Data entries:
::::::

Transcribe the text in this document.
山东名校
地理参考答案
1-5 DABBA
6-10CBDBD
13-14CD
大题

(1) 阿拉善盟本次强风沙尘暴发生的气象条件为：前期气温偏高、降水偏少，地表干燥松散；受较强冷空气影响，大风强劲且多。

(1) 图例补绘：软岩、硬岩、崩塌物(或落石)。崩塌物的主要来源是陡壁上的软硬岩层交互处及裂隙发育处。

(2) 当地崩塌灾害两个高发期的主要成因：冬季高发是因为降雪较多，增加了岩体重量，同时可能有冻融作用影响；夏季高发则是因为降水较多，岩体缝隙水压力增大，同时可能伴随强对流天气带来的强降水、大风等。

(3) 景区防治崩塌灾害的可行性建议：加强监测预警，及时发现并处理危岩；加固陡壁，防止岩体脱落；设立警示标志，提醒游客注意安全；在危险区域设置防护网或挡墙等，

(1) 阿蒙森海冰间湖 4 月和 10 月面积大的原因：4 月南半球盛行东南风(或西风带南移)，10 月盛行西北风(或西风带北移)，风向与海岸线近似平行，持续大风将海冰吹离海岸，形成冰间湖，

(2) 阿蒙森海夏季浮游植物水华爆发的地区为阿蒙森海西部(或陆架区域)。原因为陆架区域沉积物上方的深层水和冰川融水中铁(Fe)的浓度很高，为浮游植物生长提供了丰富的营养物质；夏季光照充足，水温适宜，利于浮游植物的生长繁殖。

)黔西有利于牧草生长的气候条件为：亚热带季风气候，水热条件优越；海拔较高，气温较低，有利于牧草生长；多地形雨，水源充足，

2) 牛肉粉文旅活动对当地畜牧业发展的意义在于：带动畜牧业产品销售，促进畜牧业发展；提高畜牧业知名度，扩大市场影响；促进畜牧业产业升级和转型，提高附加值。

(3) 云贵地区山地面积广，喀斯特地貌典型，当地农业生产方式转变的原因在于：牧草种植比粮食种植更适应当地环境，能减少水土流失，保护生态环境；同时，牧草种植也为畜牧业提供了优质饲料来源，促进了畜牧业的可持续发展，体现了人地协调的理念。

::::::

=== THE EXERCISE ===
Restate all of the entries above precisely.

=== RESPONSE TO THIS TASK ===
Transcribe the text in this document.
山东名校
地理参考答案
1-5 DABBA
6-10CBDBD
13-14CD
大题

(1) 阿拉善盟本次强风沙尘暴发生的气象条件为：前期气温偏高、降水偏少，地表干燥松散；受较强冷空气影响，大风强劲且多。

(1) 图例补绘：软岩、硬岩、崩塌物(或落石)。崩塌物的主要来源是陡壁上的软硬岩层交互处及裂隙发育处。

(2) 当地崩塌灾害两个高发期的主要成因：冬季高发是因为降雪较多，增加了岩体重量，同时可能有冻融作用影响；夏季高发则是因为降水较多，岩体缝隙水压力增大，同时可能伴随强对流天气带来的强降水、大风等。

(3) 景区防治崩塌灾害的可行性建议：加强监测预警，及时发现并处理危岩；加固陡壁，防止岩体脱落；设立警示标志，提醒游客注意安全；在危险区域设置防护网或挡墙等，

(1) 阿蒙森海冰间湖 4 月和 10 月面积大的原因：4 月南半球盛行东南风(或西风带南移)，10 月盛行西北风(或西风带北移)，风向与海岸线近似平行，持续大风将海冰吹离海岸，形成冰间湖，

(2) 阿蒙森海夏季浮游植物水华爆发的地区为阿蒙森海西部(或陆架区域)。原因为陆架区域沉积物上方的深层水和冰川融水中铁(Fe)的浓度很高，为浮游植物生长提供了丰富的营养物质；夏季光照充足，水温适宜，利于浮游植物的生长繁殖。

)黔西有利于牧草生长的气候条件为：亚热带季风气候，水热条件优越；海拔较高，气温较低，有利于牧草生长；多地形雨，水源充足，

2) 牛肉粉文旅活动对当地畜牧业发展的意义在于：带动畜牧业产品销售，促进畜牧业发展；提高畜牧业知名度，扩大市场影响；促进畜牧业产业升级和转型，提高附加值。

(3) 云贵地区山地面积广，喀斯特地貌典型，当地农业生产方式转变的原因在于：牧草种植比粮食种植更适应当地环境，能减少水土流失，保护生态环境；同时，牧草种植也为畜牧业提供了优质饲料来源，促进了畜牧业的可持续发展，体现了人地协调的理念。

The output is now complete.